The records below should be written out again, exactly.

# Start of Material shown

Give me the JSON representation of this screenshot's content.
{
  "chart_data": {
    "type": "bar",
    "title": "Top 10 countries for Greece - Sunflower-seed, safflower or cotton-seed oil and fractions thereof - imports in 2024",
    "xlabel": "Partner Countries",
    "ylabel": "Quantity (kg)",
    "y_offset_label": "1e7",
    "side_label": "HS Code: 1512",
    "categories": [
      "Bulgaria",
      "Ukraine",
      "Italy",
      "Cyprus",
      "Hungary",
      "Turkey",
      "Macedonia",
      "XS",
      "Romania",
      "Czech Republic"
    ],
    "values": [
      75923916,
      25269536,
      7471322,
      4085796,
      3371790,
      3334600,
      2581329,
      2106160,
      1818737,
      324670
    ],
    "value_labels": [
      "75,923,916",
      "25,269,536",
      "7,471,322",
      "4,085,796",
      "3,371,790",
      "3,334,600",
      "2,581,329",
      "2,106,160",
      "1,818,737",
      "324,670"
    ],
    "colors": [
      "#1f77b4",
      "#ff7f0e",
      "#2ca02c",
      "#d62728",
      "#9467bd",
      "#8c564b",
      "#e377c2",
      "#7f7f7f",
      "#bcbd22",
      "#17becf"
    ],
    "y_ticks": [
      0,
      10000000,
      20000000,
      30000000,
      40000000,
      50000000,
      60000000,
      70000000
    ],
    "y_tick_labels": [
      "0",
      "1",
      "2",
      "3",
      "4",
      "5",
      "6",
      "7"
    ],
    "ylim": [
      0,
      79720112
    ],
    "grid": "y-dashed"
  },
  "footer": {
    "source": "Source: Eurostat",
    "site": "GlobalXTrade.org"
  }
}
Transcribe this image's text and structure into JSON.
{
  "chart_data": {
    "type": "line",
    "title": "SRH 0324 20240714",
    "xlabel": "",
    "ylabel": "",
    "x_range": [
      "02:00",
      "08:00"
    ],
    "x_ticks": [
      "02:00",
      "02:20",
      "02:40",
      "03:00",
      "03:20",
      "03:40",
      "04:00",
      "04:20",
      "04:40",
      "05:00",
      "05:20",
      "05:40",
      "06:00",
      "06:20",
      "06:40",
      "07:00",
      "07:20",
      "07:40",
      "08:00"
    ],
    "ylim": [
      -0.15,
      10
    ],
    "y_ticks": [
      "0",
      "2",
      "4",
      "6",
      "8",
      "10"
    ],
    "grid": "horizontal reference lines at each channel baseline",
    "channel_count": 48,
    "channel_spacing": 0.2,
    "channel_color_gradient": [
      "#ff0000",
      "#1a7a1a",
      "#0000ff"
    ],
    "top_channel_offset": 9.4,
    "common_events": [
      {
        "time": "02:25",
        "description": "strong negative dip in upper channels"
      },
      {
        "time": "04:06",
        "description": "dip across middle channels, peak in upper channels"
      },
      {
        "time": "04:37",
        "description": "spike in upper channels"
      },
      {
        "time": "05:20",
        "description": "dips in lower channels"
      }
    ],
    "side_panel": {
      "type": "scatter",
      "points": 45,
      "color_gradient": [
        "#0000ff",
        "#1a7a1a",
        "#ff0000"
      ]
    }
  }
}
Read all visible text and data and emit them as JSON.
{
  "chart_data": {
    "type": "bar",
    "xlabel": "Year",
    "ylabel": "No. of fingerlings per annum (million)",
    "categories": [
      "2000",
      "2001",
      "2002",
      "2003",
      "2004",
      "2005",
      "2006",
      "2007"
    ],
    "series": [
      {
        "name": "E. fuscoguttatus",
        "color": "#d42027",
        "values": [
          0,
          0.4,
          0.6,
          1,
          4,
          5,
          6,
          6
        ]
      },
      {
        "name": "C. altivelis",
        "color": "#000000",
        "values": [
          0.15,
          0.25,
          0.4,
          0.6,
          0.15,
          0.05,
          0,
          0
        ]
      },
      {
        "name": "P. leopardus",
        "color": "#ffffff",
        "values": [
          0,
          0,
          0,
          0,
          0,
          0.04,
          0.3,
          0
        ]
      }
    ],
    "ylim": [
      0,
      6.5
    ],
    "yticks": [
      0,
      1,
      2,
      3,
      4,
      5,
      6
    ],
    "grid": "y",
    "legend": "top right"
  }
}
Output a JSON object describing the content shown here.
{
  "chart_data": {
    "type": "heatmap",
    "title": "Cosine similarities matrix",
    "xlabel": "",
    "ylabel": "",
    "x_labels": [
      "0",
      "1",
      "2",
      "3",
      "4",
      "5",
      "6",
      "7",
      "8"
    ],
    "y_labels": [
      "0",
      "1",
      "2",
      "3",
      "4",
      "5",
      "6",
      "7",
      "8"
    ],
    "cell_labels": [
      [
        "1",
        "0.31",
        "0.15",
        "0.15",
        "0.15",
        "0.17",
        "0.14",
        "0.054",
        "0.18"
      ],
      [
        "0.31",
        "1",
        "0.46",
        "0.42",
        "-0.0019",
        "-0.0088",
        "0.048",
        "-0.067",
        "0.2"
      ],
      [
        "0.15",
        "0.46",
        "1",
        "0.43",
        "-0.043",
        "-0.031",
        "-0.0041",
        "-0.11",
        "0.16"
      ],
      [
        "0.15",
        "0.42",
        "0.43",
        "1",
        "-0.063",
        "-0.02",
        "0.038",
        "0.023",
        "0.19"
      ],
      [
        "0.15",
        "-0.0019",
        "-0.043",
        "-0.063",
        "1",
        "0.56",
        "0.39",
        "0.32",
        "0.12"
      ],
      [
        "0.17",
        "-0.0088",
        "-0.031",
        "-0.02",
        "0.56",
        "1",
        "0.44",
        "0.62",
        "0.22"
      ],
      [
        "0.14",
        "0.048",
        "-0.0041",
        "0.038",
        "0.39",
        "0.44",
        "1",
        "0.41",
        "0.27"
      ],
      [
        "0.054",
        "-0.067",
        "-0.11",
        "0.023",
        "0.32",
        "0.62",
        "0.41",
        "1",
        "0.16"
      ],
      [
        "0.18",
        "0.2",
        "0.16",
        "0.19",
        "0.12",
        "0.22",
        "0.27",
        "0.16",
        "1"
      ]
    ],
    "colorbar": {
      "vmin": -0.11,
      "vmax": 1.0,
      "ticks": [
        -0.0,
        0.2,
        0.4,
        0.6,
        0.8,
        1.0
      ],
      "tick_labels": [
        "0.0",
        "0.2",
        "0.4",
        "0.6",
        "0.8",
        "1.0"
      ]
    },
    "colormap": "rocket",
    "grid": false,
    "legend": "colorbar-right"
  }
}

# End of Material shown

*Result of this task*.
Give me the JSON representation of this screenshot's content.
{
  "chart_data": {
    "type": "bar",
    "title": "Top 10 countries for Greece - Sunflower-seed, safflower or cotton-seed oil and fractions thereof - imports in 2024",
    "xlabel": "Partner Countries",
    "ylabel": "Quantity (kg)",
    "y_offset_label": "1e7",
    "side_label": "HS Code: 1512",
    "categories": [
      "Bulgaria",
      "Ukraine",
      "Italy",
      "Cyprus",
      "Hungary",
      "Turkey",
      "Macedonia",
      "XS",
      "Romania",
      "Czech Republic"
    ],
    "values": [
      75923916,
      25269536,
      7471322,
      4085796,
      3371790,
      3334600,
      2581329,
      2106160,
      1818737,
      324670
    ],
    "value_labels": [
      "75,923,916",
      "25,269,536",
      "7,471,322",
      "4,085,796",
      "3,371,790",
      "3,334,600",
      "2,581,329",
      "2,106,160",
      "1,818,737",
      "324,670"
    ],
    "colors": [
      "#1f77b4",
      "#ff7f0e",
      "#2ca02c",
      "#d62728",
      "#9467bd",
      "#8c564b",
      "#e377c2",
      "#7f7f7f",
      "#bcbd22",
      "#17becf"
    ],
    "y_ticks": [
      0,
      10000000,
      20000000,
      30000000,
      40000000,
      50000000,
      60000000,
      70000000
    ],
    "y_tick_labels": [
      "0",
      "1",
      "2",
      "3",
      "4",
      "5",
      "6",
      "7"
    ],
    "ylim": [
      0,
      79720112
    ],
    "grid": "y-dashed"
  },
  "footer": {
    "source": "Source: Eurostat",
    "site": "GlobalXTrade.org"
  }
}
Transcribe this image's text and structure into JSON.
{
  "chart_data": {
    "type": "line",
    "title": "SRH 0324 20240714",
    "xlabel": "",
    "ylabel": "",
    "x_range": [
      "02:00",
      "08:00"
    ],
    "x_ticks": [
      "02:00",
      "02:20",
      "02:40",
      "03:00",
      "03:20",
      "03:40",
      "04:00",
      "04:20",
      "04:40",
      "05:00",
      "05:20",
      "05:40",
      "06:00",
      "06:20",
      "06:40",
      "07:00",
      "07:20",
      "07:40",
      "08:00"
    ],
    "ylim": [
      -0.15,
      10
    ],
    "y_ticks": [
      "0",
      "2",
      "4",
      "6",
      "8",
      "10"
    ],
    "grid": "horizontal reference lines at each channel baseline",
    "channel_count": 48,
    "channel_spacing": 0.2,
    "channel_color_gradient": [
      "#ff0000",
      "#1a7a1a",
      "#0000ff"
    ],
    "top_channel_offset": 9.4,
    "common_events": [
      {
        "time": "02:25",
        "description": "strong negative dip in upper channels"
      },
      {
        "time": "04:06",
        "description": "dip across middle channels, peak in upper channels"
      },
      {
        "time": "04:37",
        "description": "spike in upper channels"
      },
      {
        "time": "05:20",
        "description": "dips in lower channels"
      }
    ],
    "side_panel": {
      "type": "scatter",
      "points": 45,
      "color_gradient": [
        "#0000ff",
        "#1a7a1a",
        "#ff0000"
      ]
    }
  }
}
Read all visible text and data and emit them as JSON.
{
  "chart_data": {
    "type": "bar",
    "xlabel": "Year",
    "ylabel": "No. of fingerlings per annum (million)",
    "categories": [
      "2000",
      "2001",
      "2002",
      "2003",
      "2004",
      "2005",
      "2006",
      "2007"
    ],
    "series": [
      {
        "name": "E. fuscoguttatus",
        "color": "#d42027",
        "values": [
          0,
          0.4,
          0.6,
          1,
          4,
          5,
          6,
          6
        ]
      },
      {
        "name": "C. altivelis",
        "color": "#000000",
        "values": [
          0.15,
          0.25,
          0.4,
          0.6,
          0.15,
          0.05,
          0,
          0
        ]
      },
      {
        "name": "P. leopardus",
        "color": "#ffffff",
        "values": [
          0,
          0,
          0,
          0,
          0,
          0.04,
          0.3,
          0
        ]
      }
    ],
    "ylim": [
      0,
      6.5
    ],
    "yticks": [
      0,
      1,
      2,
      3,
      4,
      5,
      6
    ],
    "grid": "y",
    "legend": "top right"
  }
}
Output a JSON object describing the content shown here.
{
  "chart_data": {
    "type": "heatmap",
    "title": "Cosine similarities matrix",
    "xlabel": "",
    "ylabel": "",
    "x_labels": [
      "0",
      "1",
      "2",
      "3",
      "4",
      "5",
      "6",
      "7",
      "8"
    ],
    "y_labels": [
      "0",
      "1",
      "2",
      "3",
      "4",
      "5",
      "6",
      "7",
      "8"
    ],
    "cell_labels": [
      [
        "1",
        "0.31",
        "0.15",
        "0.15",
        "0.15",
        "0.17",
        "0.14",
        "0.054",
        "0.18"
      ],
      [
        "0.31",
        "1",
        "0.46",
        "0.42",
        "-0.0019",
        "-0.0088",
        "0.048",
        "-0.067",
        "0.2"
      ],
      [
        "0.15",
        "0.46",
        "1",
        "0.43",
        "-0.043",
        "-0.031",
        "-0.0041",
        "-0.11",
        "0.16"
      ],
      [
        "0.15",
        "0.42",
        "0.43",
        "1",
        "-0.063",
        "-0.02",
        "0.038",
        "0.023",
        "0.19"
      ],
      [
        "0.15",
        "-0.0019",
        "-0.043",
        "-0.063",
        "1",
        "0.56",
        "0.39",
        "0.32",
        "0.12"
      ],
      [
        "0.17",
        "-0.0088",
        "-0.031",
        "-0.02",
        "0.56",
        "1",
        "0.44",
        "0.62",
        "0.22"
      ],
      [
        "0.14",
        "0.048",
        "-0.0041",
        "0.038",
        "0.39",
        "0.44",
        "1",
        "0.41",
        "0.27"
      ],
      [
        "0.054",
        "-0.067",
        "-0.11",
        "0.023",
        "0.32",
        "0.62",
        "0.41",
        "1",
        "0.16"
      ],
      [
        "0.18",
        "0.2",
        "0.16",
        "0.19",
        "0.12",
        "0.22",
        "0.27",
        "0.16",
        "1"
      ]
    ],
    "colorbar": {
      "vmin": -0.11,
      "vmax": 1.0,
      "ticks": [
        -0.0,
        0.2,
        0.4,
        0.6,
        0.8,
        1.0
      ],
      "tick_labels": [
        "0.0",
        "0.2",
        "0.4",
        "0.6",
        "0.8",
        "1.0"
      ]
    },
    "colormap": "rocket",
    "grid": false,
    "legend": "colorbar-right"
  }
}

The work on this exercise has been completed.